**Stored items:**

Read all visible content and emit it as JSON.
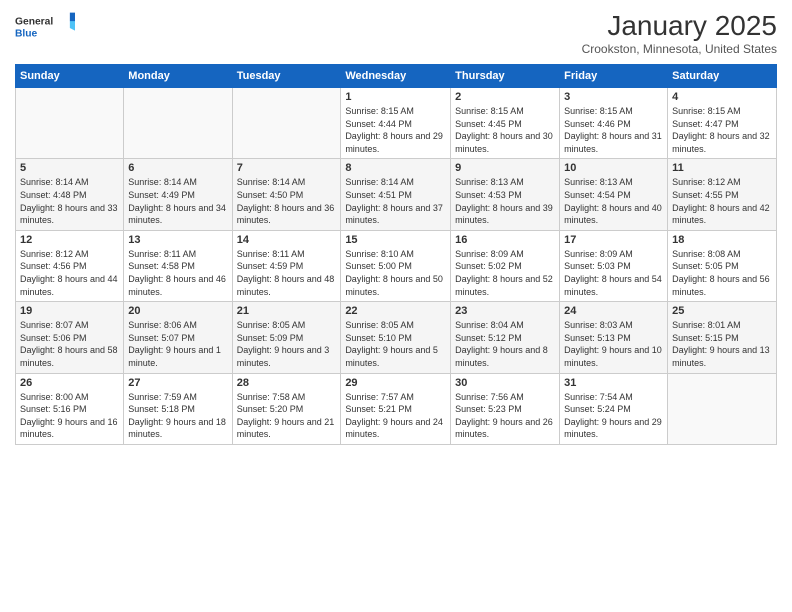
{
  "logo": {
    "general": "General",
    "blue": "Blue"
  },
  "header": {
    "title": "January 2025",
    "location": "Crookston, Minnesota, United States"
  },
  "weekdays": [
    "Sunday",
    "Monday",
    "Tuesday",
    "Wednesday",
    "Thursday",
    "Friday",
    "Saturday"
  ],
  "weeks": [
    [
      {
        "day": "",
        "sunrise": "",
        "sunset": "",
        "daylight": ""
      },
      {
        "day": "",
        "sunrise": "",
        "sunset": "",
        "daylight": ""
      },
      {
        "day": "",
        "sunrise": "",
        "sunset": "",
        "daylight": ""
      },
      {
        "day": "1",
        "sunrise": "Sunrise: 8:15 AM",
        "sunset": "Sunset: 4:44 PM",
        "daylight": "Daylight: 8 hours and 29 minutes."
      },
      {
        "day": "2",
        "sunrise": "Sunrise: 8:15 AM",
        "sunset": "Sunset: 4:45 PM",
        "daylight": "Daylight: 8 hours and 30 minutes."
      },
      {
        "day": "3",
        "sunrise": "Sunrise: 8:15 AM",
        "sunset": "Sunset: 4:46 PM",
        "daylight": "Daylight: 8 hours and 31 minutes."
      },
      {
        "day": "4",
        "sunrise": "Sunrise: 8:15 AM",
        "sunset": "Sunset: 4:47 PM",
        "daylight": "Daylight: 8 hours and 32 minutes."
      }
    ],
    [
      {
        "day": "5",
        "sunrise": "Sunrise: 8:14 AM",
        "sunset": "Sunset: 4:48 PM",
        "daylight": "Daylight: 8 hours and 33 minutes."
      },
      {
        "day": "6",
        "sunrise": "Sunrise: 8:14 AM",
        "sunset": "Sunset: 4:49 PM",
        "daylight": "Daylight: 8 hours and 34 minutes."
      },
      {
        "day": "7",
        "sunrise": "Sunrise: 8:14 AM",
        "sunset": "Sunset: 4:50 PM",
        "daylight": "Daylight: 8 hours and 36 minutes."
      },
      {
        "day": "8",
        "sunrise": "Sunrise: 8:14 AM",
        "sunset": "Sunset: 4:51 PM",
        "daylight": "Daylight: 8 hours and 37 minutes."
      },
      {
        "day": "9",
        "sunrise": "Sunrise: 8:13 AM",
        "sunset": "Sunset: 4:53 PM",
        "daylight": "Daylight: 8 hours and 39 minutes."
      },
      {
        "day": "10",
        "sunrise": "Sunrise: 8:13 AM",
        "sunset": "Sunset: 4:54 PM",
        "daylight": "Daylight: 8 hours and 40 minutes."
      },
      {
        "day": "11",
        "sunrise": "Sunrise: 8:12 AM",
        "sunset": "Sunset: 4:55 PM",
        "daylight": "Daylight: 8 hours and 42 minutes."
      }
    ],
    [
      {
        "day": "12",
        "sunrise": "Sunrise: 8:12 AM",
        "sunset": "Sunset: 4:56 PM",
        "daylight": "Daylight: 8 hours and 44 minutes."
      },
      {
        "day": "13",
        "sunrise": "Sunrise: 8:11 AM",
        "sunset": "Sunset: 4:58 PM",
        "daylight": "Daylight: 8 hours and 46 minutes."
      },
      {
        "day": "14",
        "sunrise": "Sunrise: 8:11 AM",
        "sunset": "Sunset: 4:59 PM",
        "daylight": "Daylight: 8 hours and 48 minutes."
      },
      {
        "day": "15",
        "sunrise": "Sunrise: 8:10 AM",
        "sunset": "Sunset: 5:00 PM",
        "daylight": "Daylight: 8 hours and 50 minutes."
      },
      {
        "day": "16",
        "sunrise": "Sunrise: 8:09 AM",
        "sunset": "Sunset: 5:02 PM",
        "daylight": "Daylight: 8 hours and 52 minutes."
      },
      {
        "day": "17",
        "sunrise": "Sunrise: 8:09 AM",
        "sunset": "Sunset: 5:03 PM",
        "daylight": "Daylight: 8 hours and 54 minutes."
      },
      {
        "day": "18",
        "sunrise": "Sunrise: 8:08 AM",
        "sunset": "Sunset: 5:05 PM",
        "daylight": "Daylight: 8 hours and 56 minutes."
      }
    ],
    [
      {
        "day": "19",
        "sunrise": "Sunrise: 8:07 AM",
        "sunset": "Sunset: 5:06 PM",
        "daylight": "Daylight: 8 hours and 58 minutes."
      },
      {
        "day": "20",
        "sunrise": "Sunrise: 8:06 AM",
        "sunset": "Sunset: 5:07 PM",
        "daylight": "Daylight: 9 hours and 1 minute."
      },
      {
        "day": "21",
        "sunrise": "Sunrise: 8:05 AM",
        "sunset": "Sunset: 5:09 PM",
        "daylight": "Daylight: 9 hours and 3 minutes."
      },
      {
        "day": "22",
        "sunrise": "Sunrise: 8:05 AM",
        "sunset": "Sunset: 5:10 PM",
        "daylight": "Daylight: 9 hours and 5 minutes."
      },
      {
        "day": "23",
        "sunrise": "Sunrise: 8:04 AM",
        "sunset": "Sunset: 5:12 PM",
        "daylight": "Daylight: 9 hours and 8 minutes."
      },
      {
        "day": "24",
        "sunrise": "Sunrise: 8:03 AM",
        "sunset": "Sunset: 5:13 PM",
        "daylight": "Daylight: 9 hours and 10 minutes."
      },
      {
        "day": "25",
        "sunrise": "Sunrise: 8:01 AM",
        "sunset": "Sunset: 5:15 PM",
        "daylight": "Daylight: 9 hours and 13 minutes."
      }
    ],
    [
      {
        "day": "26",
        "sunrise": "Sunrise: 8:00 AM",
        "sunset": "Sunset: 5:16 PM",
        "daylight": "Daylight: 9 hours and 16 minutes."
      },
      {
        "day": "27",
        "sunrise": "Sunrise: 7:59 AM",
        "sunset": "Sunset: 5:18 PM",
        "daylight": "Daylight: 9 hours and 18 minutes."
      },
      {
        "day": "28",
        "sunrise": "Sunrise: 7:58 AM",
        "sunset": "Sunset: 5:20 PM",
        "daylight": "Daylight: 9 hours and 21 minutes."
      },
      {
        "day": "29",
        "sunrise": "Sunrise: 7:57 AM",
        "sunset": "Sunset: 5:21 PM",
        "daylight": "Daylight: 9 hours and 24 minutes."
      },
      {
        "day": "30",
        "sunrise": "Sunrise: 7:56 AM",
        "sunset": "Sunset: 5:23 PM",
        "daylight": "Daylight: 9 hours and 26 minutes."
      },
      {
        "day": "31",
        "sunrise": "Sunrise: 7:54 AM",
        "sunset": "Sunset: 5:24 PM",
        "daylight": "Daylight: 9 hours and 29 minutes."
      },
      {
        "day": "",
        "sunrise": "",
        "sunset": "",
        "daylight": ""
      }
    ]
  ]
}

**Exercise:**
Omit the pictures and restate the rest of the records verbatim.

**Finished exercise:**
Read all visible content and emit it as JSON.
{
  "logo": {
    "general": "General",
    "blue": "Blue"
  },
  "header": {
    "title": "January 2025",
    "location": "Crookston, Minnesota, United States"
  },
  "weekdays": [
    "Sunday",
    "Monday",
    "Tuesday",
    "Wednesday",
    "Thursday",
    "Friday",
    "Saturday"
  ],
  "weeks": [
    [
      {
        "day": "",
        "sunrise": "",
        "sunset": "",
        "daylight": ""
      },
      {
        "day": "",
        "sunrise": "",
        "sunset": "",
        "daylight": ""
      },
      {
        "day": "",
        "sunrise": "",
        "sunset": "",
        "daylight": ""
      },
      {
        "day": "1",
        "sunrise": "Sunrise: 8:15 AM",
        "sunset": "Sunset: 4:44 PM",
        "daylight": "Daylight: 8 hours and 29 minutes."
      },
      {
        "day": "2",
        "sunrise": "Sunrise: 8:15 AM",
        "sunset": "Sunset: 4:45 PM",
        "daylight": "Daylight: 8 hours and 30 minutes."
      },
      {
        "day": "3",
        "sunrise": "Sunrise: 8:15 AM",
        "sunset": "Sunset: 4:46 PM",
        "daylight": "Daylight: 8 hours and 31 minutes."
      },
      {
        "day": "4",
        "sunrise": "Sunrise: 8:15 AM",
        "sunset": "Sunset: 4:47 PM",
        "daylight": "Daylight: 8 hours and 32 minutes."
      }
    ],
    [
      {
        "day": "5",
        "sunrise": "Sunrise: 8:14 AM",
        "sunset": "Sunset: 4:48 PM",
        "daylight": "Daylight: 8 hours and 33 minutes."
      },
      {
        "day": "6",
        "sunrise": "Sunrise: 8:14 AM",
        "sunset": "Sunset: 4:49 PM",
        "daylight": "Daylight: 8 hours and 34 minutes."
      },
      {
        "day": "7",
        "sunrise": "Sunrise: 8:14 AM",
        "sunset": "Sunset: 4:50 PM",
        "daylight": "Daylight: 8 hours and 36 minutes."
      },
      {
        "day": "8",
        "sunrise": "Sunrise: 8:14 AM",
        "sunset": "Sunset: 4:51 PM",
        "daylight": "Daylight: 8 hours and 37 minutes."
      },
      {
        "day": "9",
        "sunrise": "Sunrise: 8:13 AM",
        "sunset": "Sunset: 4:53 PM",
        "daylight": "Daylight: 8 hours and 39 minutes."
      },
      {
        "day": "10",
        "sunrise": "Sunrise: 8:13 AM",
        "sunset": "Sunset: 4:54 PM",
        "daylight": "Daylight: 8 hours and 40 minutes."
      },
      {
        "day": "11",
        "sunrise": "Sunrise: 8:12 AM",
        "sunset": "Sunset: 4:55 PM",
        "daylight": "Daylight: 8 hours and 42 minutes."
      }
    ],
    [
      {
        "day": "12",
        "sunrise": "Sunrise: 8:12 AM",
        "sunset": "Sunset: 4:56 PM",
        "daylight": "Daylight: 8 hours and 44 minutes."
      },
      {
        "day": "13",
        "sunrise": "Sunrise: 8:11 AM",
        "sunset": "Sunset: 4:58 PM",
        "daylight": "Daylight: 8 hours and 46 minutes."
      },
      {
        "day": "14",
        "sunrise": "Sunrise: 8:11 AM",
        "sunset": "Sunset: 4:59 PM",
        "daylight": "Daylight: 8 hours and 48 minutes."
      },
      {
        "day": "15",
        "sunrise": "Sunrise: 8:10 AM",
        "sunset": "Sunset: 5:00 PM",
        "daylight": "Daylight: 8 hours and 50 minutes."
      },
      {
        "day": "16",
        "sunrise": "Sunrise: 8:09 AM",
        "sunset": "Sunset: 5:02 PM",
        "daylight": "Daylight: 8 hours and 52 minutes."
      },
      {
        "day": "17",
        "sunrise": "Sunrise: 8:09 AM",
        "sunset": "Sunset: 5:03 PM",
        "daylight": "Daylight: 8 hours and 54 minutes."
      },
      {
        "day": "18",
        "sunrise": "Sunrise: 8:08 AM",
        "sunset": "Sunset: 5:05 PM",
        "daylight": "Daylight: 8 hours and 56 minutes."
      }
    ],
    [
      {
        "day": "19",
        "sunrise": "Sunrise: 8:07 AM",
        "sunset": "Sunset: 5:06 PM",
        "daylight": "Daylight: 8 hours and 58 minutes."
      },
      {
        "day": "20",
        "sunrise": "Sunrise: 8:06 AM",
        "sunset": "Sunset: 5:07 PM",
        "daylight": "Daylight: 9 hours and 1 minute."
      },
      {
        "day": "21",
        "sunrise": "Sunrise: 8:05 AM",
        "sunset": "Sunset: 5:09 PM",
        "daylight": "Daylight: 9 hours and 3 minutes."
      },
      {
        "day": "22",
        "sunrise": "Sunrise: 8:05 AM",
        "sunset": "Sunset: 5:10 PM",
        "daylight": "Daylight: 9 hours and 5 minutes."
      },
      {
        "day": "23",
        "sunrise": "Sunrise: 8:04 AM",
        "sunset": "Sunset: 5:12 PM",
        "daylight": "Daylight: 9 hours and 8 minutes."
      },
      {
        "day": "24",
        "sunrise": "Sunrise: 8:03 AM",
        "sunset": "Sunset: 5:13 PM",
        "daylight": "Daylight: 9 hours and 10 minutes."
      },
      {
        "day": "25",
        "sunrise": "Sunrise: 8:01 AM",
        "sunset": "Sunset: 5:15 PM",
        "daylight": "Daylight: 9 hours and 13 minutes."
      }
    ],
    [
      {
        "day": "26",
        "sunrise": "Sunrise: 8:00 AM",
        "sunset": "Sunset: 5:16 PM",
        "daylight": "Daylight: 9 hours and 16 minutes."
      },
      {
        "day": "27",
        "sunrise": "Sunrise: 7:59 AM",
        "sunset": "Sunset: 5:18 PM",
        "daylight": "Daylight: 9 hours and 18 minutes."
      },
      {
        "day": "28",
        "sunrise": "Sunrise: 7:58 AM",
        "sunset": "Sunset: 5:20 PM",
        "daylight": "Daylight: 9 hours and 21 minutes."
      },
      {
        "day": "29",
        "sunrise": "Sunrise: 7:57 AM",
        "sunset": "Sunset: 5:21 PM",
        "daylight": "Daylight: 9 hours and 24 minutes."
      },
      {
        "day": "30",
        "sunrise": "Sunrise: 7:56 AM",
        "sunset": "Sunset: 5:23 PM",
        "daylight": "Daylight: 9 hours and 26 minutes."
      },
      {
        "day": "31",
        "sunrise": "Sunrise: 7:54 AM",
        "sunset": "Sunset: 5:24 PM",
        "daylight": "Daylight: 9 hours and 29 minutes."
      },
      {
        "day": "",
        "sunrise": "",
        "sunset": "",
        "daylight": ""
      }
    ]
  ]
}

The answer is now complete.